INSTRUCCIONES:
1 > Modifica el fragmento del texto sobre el teatro Tacón que comienza en "El teatro Tacón" y termina en "3 000 espectadores.", sustituyendo "espectadores" por "personas".
2 > Prolonga el texto sobre el teatro Tacón a partir de su última oración.

TEXTO PRESENTADO:
──────────────────────────────

Tras los pasos de Martí

El teatro Tacón

Raquel Marrero Yanes

En Paseo de Martí y San Rafael, en el capitalino municipio Centro Habana, está el hoy Gran Teatro de la Habana, institución insigne de la cultura cubana, muy divulgada por su fachada en la que podemos observar cuatro conjuntos escultóricos de Giuseppe Moretti.

Lo que antes fue el antiguo teatro Tacón se inauguró el 28 de febrero de 1838, llegando a ser uno de los más lujosos de América. Desde entonces ha tenido varios nombres. Su primera función ocurrió el 15 de abril de 1838 con la obra Don Juan de Austria, con el ya famoso actor cubano Francisco Covarrubias. Y fue en 1846 cuando se iluminó con gas y en 1858 remodelado; tenía cinco pisos y capacidad para unos 3 000 espectadores.

En 1857 el teatro fue vendido a la compañía Anónima del Liceo de La Habana, institución que luego la cedió a la Sociedad Centro Gallego para remodelarlo e inaugurarlo en 1914, y convertirse en Centro Gallego, y alojar más tarde al Teatro Nacional, hoy Gran Teatro de la Habana.

──────────────────────────────

MATERIAL SELECCIONADO:

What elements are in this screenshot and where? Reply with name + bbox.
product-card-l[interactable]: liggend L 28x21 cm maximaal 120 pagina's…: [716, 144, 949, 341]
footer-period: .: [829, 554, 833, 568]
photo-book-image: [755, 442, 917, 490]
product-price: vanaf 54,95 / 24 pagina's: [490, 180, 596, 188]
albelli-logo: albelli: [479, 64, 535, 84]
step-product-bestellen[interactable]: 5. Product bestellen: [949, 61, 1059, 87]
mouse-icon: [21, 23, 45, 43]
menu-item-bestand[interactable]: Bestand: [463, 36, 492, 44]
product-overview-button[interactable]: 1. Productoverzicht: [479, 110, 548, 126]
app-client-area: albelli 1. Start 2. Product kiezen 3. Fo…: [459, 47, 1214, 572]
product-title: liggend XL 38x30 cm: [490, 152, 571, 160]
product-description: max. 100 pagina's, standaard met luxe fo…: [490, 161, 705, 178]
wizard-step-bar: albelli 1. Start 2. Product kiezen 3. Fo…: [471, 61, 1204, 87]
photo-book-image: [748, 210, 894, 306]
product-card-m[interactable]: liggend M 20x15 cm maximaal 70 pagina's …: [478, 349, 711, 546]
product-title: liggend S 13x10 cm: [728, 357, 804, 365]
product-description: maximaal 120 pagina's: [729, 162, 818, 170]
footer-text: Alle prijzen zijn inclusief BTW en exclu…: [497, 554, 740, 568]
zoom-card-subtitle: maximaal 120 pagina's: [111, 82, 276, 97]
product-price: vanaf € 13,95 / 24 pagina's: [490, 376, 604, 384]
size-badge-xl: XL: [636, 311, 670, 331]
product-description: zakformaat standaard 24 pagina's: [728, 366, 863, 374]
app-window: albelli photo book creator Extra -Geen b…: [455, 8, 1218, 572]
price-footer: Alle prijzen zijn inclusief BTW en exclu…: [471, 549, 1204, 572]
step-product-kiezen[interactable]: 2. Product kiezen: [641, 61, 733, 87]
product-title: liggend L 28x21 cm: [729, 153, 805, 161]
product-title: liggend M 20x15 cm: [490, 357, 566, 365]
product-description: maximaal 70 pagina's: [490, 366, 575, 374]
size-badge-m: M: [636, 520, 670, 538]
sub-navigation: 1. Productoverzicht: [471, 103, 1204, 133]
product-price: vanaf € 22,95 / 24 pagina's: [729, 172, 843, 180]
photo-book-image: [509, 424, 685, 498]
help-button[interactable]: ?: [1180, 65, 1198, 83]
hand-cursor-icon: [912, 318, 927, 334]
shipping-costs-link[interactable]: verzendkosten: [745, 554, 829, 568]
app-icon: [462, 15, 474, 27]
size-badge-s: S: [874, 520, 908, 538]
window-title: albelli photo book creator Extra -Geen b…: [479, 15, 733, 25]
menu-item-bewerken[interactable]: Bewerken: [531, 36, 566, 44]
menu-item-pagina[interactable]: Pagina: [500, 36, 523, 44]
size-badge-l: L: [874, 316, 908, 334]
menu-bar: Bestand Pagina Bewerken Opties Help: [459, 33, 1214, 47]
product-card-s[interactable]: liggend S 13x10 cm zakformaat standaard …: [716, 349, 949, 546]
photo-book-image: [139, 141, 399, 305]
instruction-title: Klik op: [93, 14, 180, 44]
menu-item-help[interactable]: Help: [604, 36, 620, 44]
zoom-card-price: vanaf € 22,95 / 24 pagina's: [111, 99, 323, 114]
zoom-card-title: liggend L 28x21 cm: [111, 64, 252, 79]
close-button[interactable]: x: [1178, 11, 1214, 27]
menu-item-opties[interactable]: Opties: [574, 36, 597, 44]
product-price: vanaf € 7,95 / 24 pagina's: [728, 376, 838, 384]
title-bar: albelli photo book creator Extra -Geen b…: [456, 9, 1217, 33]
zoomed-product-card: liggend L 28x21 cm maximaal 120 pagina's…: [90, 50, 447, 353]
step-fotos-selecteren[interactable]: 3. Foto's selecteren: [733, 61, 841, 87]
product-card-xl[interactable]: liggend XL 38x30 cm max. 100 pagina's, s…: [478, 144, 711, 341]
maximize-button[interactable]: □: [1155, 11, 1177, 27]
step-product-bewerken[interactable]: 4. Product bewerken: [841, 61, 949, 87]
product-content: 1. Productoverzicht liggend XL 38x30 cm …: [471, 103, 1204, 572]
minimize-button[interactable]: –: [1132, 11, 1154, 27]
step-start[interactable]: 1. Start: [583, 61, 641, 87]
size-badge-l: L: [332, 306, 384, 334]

──────────────────────────────

RESULTADOS DEL EJERCICIO:
1 >
El teatro Tacón

Raquel Marrero Yanes

En Paseo de Martí y San Rafael, en el capitalino municipio Centro Habana, está el hoy Gran Teatro de la Habana, institución insigne de la cultura cubana, muy divulgada por su fachada en la que podemos observar cuatro conjuntos escultóricos de Giuseppe Moretti.

Lo que antes fue el antiguo teatro Tacón se inauguró el 28 de febrero de 1838, llegando a ser uno de los más lujosos de América. Desde entonces ha tenido varios nombres. Su primera función ocurrió el 15 de abril de 1838 con la obra Don Juan de Austria, con el ya famoso actor cubano Francisco Covarrubias. Y fue en 1846 cuando se iluminó con gas y en 1858 remodelado; tenía cinco pisos y capacidad para unos 3 000 personas.

2 >
A este teatro el niño José Julián Martí Pérez traía para los actores encargos del peluquero Enrique Bermúdez, entre ellos, pelucas, cosméticos y otros accesorios, por los cuales cobraba.

Tras las cortinas del escenario tuvo la oportunidad de ver la actuación de la niña genio venezolana Teresa Carreño, al poeta Alfredo Torroella, a la italiana Adelina Ristori y su compañía, y a algunos de sus maestros que, a veces, participaban en las funciones.

Muy cerca de allí, repetía esta acción en el Circo de Verano de Albisu, y con el dinero ayudaba a su familia.

Fuente: Investigación Martí en La Habana, de la Sociedad Cultural José Martí.